Supplied data:
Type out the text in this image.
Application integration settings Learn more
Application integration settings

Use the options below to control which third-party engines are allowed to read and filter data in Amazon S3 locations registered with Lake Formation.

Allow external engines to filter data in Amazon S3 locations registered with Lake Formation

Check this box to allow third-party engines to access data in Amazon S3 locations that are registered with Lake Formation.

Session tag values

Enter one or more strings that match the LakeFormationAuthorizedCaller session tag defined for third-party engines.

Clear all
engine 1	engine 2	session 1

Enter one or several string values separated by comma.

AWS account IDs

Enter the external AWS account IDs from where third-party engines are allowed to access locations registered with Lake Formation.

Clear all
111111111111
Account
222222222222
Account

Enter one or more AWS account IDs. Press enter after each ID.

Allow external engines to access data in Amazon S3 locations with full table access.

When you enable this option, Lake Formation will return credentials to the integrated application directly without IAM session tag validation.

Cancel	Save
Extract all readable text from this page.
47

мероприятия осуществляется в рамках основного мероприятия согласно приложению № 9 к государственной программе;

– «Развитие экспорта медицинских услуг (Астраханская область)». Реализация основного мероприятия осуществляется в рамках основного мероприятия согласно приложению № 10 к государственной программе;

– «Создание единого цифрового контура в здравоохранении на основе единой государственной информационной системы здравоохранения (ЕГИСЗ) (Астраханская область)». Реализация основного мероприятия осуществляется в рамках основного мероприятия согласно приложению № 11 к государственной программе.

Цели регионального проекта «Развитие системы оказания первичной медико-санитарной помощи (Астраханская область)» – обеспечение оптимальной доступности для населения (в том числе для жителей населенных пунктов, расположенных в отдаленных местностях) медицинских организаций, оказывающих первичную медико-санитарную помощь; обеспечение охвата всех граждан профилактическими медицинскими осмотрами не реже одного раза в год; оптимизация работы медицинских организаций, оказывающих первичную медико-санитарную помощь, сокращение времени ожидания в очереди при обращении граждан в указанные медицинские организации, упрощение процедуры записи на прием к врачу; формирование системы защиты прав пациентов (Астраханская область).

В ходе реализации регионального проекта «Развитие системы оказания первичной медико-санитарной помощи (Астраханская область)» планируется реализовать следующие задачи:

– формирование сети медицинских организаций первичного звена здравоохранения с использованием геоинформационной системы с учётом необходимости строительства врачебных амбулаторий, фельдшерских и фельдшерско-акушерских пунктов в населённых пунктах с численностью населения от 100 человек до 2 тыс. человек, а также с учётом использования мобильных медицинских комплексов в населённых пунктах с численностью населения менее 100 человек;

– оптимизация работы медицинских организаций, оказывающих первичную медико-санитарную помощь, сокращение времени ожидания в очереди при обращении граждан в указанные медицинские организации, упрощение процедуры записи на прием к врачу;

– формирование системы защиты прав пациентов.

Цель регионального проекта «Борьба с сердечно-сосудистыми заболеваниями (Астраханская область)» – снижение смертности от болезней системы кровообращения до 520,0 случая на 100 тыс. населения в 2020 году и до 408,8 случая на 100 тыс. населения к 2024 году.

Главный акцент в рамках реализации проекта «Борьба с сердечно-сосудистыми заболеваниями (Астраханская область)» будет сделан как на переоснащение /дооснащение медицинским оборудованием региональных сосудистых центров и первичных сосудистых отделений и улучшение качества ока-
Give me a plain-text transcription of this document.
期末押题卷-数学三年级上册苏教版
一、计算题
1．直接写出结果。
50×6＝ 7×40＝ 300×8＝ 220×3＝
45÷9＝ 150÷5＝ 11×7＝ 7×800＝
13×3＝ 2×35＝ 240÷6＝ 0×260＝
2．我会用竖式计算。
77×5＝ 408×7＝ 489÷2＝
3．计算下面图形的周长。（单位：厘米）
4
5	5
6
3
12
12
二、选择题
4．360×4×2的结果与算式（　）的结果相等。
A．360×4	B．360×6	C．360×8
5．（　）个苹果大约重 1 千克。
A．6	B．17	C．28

Aim:
Copy all the records above exactly, missing none.

Task response:
Type out the text in this image.
Application integration settings Learn more
Application integration settings

Use the options below to control which third-party engines are allowed to read and filter data in Amazon S3 locations registered with Lake Formation.

Allow external engines to filter data in Amazon S3 locations registered with Lake Formation

Check this box to allow third-party engines to access data in Amazon S3 locations that are registered with Lake Formation.

Session tag values

Enter one or more strings that match the LakeFormationAuthorizedCaller session tag defined for third-party engines.

Clear all
engine 1	engine 2	session 1

Enter one or several string values separated by comma.

AWS account IDs

Enter the external AWS account IDs from where third-party engines are allowed to access locations registered with Lake Formation.

Clear all
111111111111
Account
222222222222
Account

Enter one or more AWS account IDs. Press enter after each ID.

Allow external engines to access data in Amazon S3 locations with full table access.

When you enable this option, Lake Formation will return credentials to the integrated application directly without IAM session tag validation.

Cancel	Save
Extract all readable text from this page.
47

мероприятия осуществляется в рамках основного мероприятия согласно приложению № 9 к государственной программе;

– «Развитие экспорта медицинских услуг (Астраханская область)». Реализация основного мероприятия осуществляется в рамках основного мероприятия согласно приложению № 10 к государственной программе;

– «Создание единого цифрового контура в здравоохранении на основе единой государственной информационной системы здравоохранения (ЕГИСЗ) (Астраханская область)». Реализация основного мероприятия осуществляется в рамках основного мероприятия согласно приложению № 11 к государственной программе.

Цели регионального проекта «Развитие системы оказания первичной медико-санитарной помощи (Астраханская область)» – обеспечение оптимальной доступности для населения (в том числе для жителей населенных пунктов, расположенных в отдаленных местностях) медицинских организаций, оказывающих первичную медико-санитарную помощь; обеспечение охвата всех граждан профилактическими медицинскими осмотрами не реже одного раза в год; оптимизация работы медицинских организаций, оказывающих первичную медико-санитарную помощь, сокращение времени ожидания в очереди при обращении граждан в указанные медицинские организации, упрощение процедуры записи на прием к врачу; формирование системы защиты прав пациентов (Астраханская область).

В ходе реализации регионального проекта «Развитие системы оказания первичной медико-санитарной помощи (Астраханская область)» планируется реализовать следующие задачи:

– формирование сети медицинских организаций первичного звена здравоохранения с использованием геоинформационной системы с учётом необходимости строительства врачебных амбулаторий, фельдшерских и фельдшерско-акушерских пунктов в населённых пунктах с численностью населения от 100 человек до 2 тыс. человек, а также с учётом использования мобильных медицинских комплексов в населённых пунктах с численностью населения менее 100 человек;

– оптимизация работы медицинских организаций, оказывающих первичную медико-санитарную помощь, сокращение времени ожидания в очереди при обращении граждан в указанные медицинские организации, упрощение процедуры записи на прием к врачу;

– формирование системы защиты прав пациентов.

Цель регионального проекта «Борьба с сердечно-сосудистыми заболеваниями (Астраханская область)» – снижение смертности от болезней системы кровообращения до 520,0 случая на 100 тыс. населения в 2020 году и до 408,8 случая на 100 тыс. населения к 2024 году.

Главный акцент в рамках реализации проекта «Борьба с сердечно-сосудистыми заболеваниями (Астраханская область)» будет сделан как на переоснащение /дооснащение медицинским оборудованием региональных сосудистых центров и первичных сосудистых отделений и улучшение качества ока-
Give me a plain-text transcription of this document.
期末押题卷-数学三年级上册苏教版
一、计算题
1．直接写出结果。
50×6＝ 7×40＝ 300×8＝ 220×3＝
45÷9＝ 150÷5＝ 11×7＝ 7×800＝
13×3＝ 2×35＝ 240÷6＝ 0×260＝
2．我会用竖式计算。
77×5＝ 408×7＝ 489÷2＝
3．计算下面图形的周长。（单位：厘米）
4
5	5
6
3
12
12
二、选择题
4．360×4×2的结果与算式（　）的结果相等。
A．360×4	B．360×6	C．360×8
5．（　）个苹果大约重 1 千克。
A．6	B．17	C．28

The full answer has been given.